**Direction**
Scan the records below. List lines holding "this".

[Dataset records]
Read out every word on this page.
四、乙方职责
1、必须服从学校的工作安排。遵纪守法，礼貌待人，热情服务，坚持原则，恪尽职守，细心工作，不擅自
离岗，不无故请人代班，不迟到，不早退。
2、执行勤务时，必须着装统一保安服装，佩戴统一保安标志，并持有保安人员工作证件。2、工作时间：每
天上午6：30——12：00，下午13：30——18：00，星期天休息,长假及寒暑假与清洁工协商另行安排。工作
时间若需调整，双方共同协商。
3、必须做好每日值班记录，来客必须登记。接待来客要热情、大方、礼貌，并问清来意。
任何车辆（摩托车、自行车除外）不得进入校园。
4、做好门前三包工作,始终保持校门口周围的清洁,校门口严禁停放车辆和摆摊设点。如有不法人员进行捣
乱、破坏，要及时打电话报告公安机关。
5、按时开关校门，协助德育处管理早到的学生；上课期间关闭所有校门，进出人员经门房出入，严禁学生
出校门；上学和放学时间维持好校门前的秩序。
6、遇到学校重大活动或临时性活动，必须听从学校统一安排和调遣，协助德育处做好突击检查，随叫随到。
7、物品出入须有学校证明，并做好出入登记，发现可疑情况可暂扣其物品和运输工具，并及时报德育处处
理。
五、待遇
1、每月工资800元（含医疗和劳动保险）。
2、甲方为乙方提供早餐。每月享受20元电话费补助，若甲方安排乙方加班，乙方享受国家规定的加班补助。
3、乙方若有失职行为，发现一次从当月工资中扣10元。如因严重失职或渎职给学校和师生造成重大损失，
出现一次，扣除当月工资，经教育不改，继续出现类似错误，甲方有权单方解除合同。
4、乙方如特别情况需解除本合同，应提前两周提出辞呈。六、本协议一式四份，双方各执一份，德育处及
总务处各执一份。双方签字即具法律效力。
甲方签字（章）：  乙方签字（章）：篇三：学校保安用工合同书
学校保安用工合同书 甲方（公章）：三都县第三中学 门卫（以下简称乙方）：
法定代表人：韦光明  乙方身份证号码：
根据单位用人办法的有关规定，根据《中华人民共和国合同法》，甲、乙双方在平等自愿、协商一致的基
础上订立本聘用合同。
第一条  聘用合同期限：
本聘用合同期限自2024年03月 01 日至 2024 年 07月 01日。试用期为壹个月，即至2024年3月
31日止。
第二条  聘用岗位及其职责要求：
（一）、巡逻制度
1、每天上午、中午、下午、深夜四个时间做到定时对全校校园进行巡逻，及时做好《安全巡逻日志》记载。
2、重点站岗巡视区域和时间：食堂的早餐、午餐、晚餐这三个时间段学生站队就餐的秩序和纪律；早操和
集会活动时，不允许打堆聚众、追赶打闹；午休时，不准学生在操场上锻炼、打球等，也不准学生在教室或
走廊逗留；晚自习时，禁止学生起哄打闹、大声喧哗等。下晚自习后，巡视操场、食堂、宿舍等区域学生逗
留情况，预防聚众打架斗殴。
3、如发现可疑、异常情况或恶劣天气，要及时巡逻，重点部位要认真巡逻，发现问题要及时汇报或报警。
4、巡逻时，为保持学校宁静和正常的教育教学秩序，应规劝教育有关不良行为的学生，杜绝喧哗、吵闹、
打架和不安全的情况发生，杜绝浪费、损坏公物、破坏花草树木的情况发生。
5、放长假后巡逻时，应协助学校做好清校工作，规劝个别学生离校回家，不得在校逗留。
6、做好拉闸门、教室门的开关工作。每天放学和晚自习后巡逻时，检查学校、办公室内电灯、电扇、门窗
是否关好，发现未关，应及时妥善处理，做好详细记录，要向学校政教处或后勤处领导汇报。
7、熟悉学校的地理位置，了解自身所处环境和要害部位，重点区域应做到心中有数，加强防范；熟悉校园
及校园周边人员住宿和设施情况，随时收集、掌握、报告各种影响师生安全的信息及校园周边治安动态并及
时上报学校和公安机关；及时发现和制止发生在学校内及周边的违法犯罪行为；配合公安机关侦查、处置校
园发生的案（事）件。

...

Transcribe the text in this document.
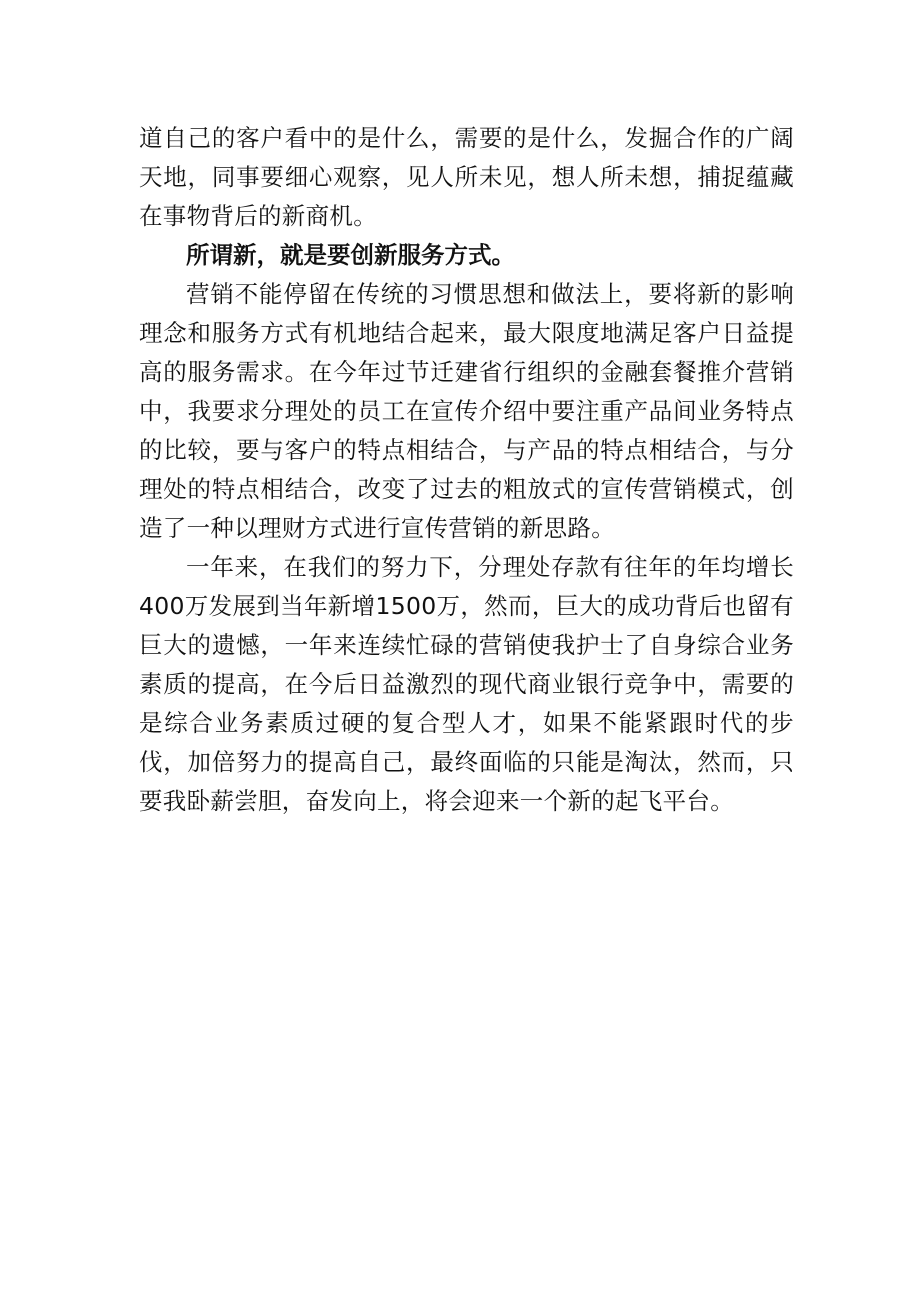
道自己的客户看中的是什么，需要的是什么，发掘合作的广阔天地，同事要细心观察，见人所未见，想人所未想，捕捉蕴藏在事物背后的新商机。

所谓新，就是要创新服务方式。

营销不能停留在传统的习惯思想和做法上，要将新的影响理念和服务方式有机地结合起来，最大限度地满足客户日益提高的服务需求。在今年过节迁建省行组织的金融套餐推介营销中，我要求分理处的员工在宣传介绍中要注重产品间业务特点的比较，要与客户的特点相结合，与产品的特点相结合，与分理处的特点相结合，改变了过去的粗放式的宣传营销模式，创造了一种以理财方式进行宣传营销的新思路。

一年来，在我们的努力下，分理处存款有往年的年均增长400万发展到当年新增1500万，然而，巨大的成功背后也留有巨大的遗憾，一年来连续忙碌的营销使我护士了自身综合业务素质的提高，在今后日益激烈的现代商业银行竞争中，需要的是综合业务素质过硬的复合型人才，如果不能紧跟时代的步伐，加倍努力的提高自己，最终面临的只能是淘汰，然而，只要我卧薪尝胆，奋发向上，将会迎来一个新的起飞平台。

**Problem solution**
Read out every word on this page.
Transcribe the text in this document.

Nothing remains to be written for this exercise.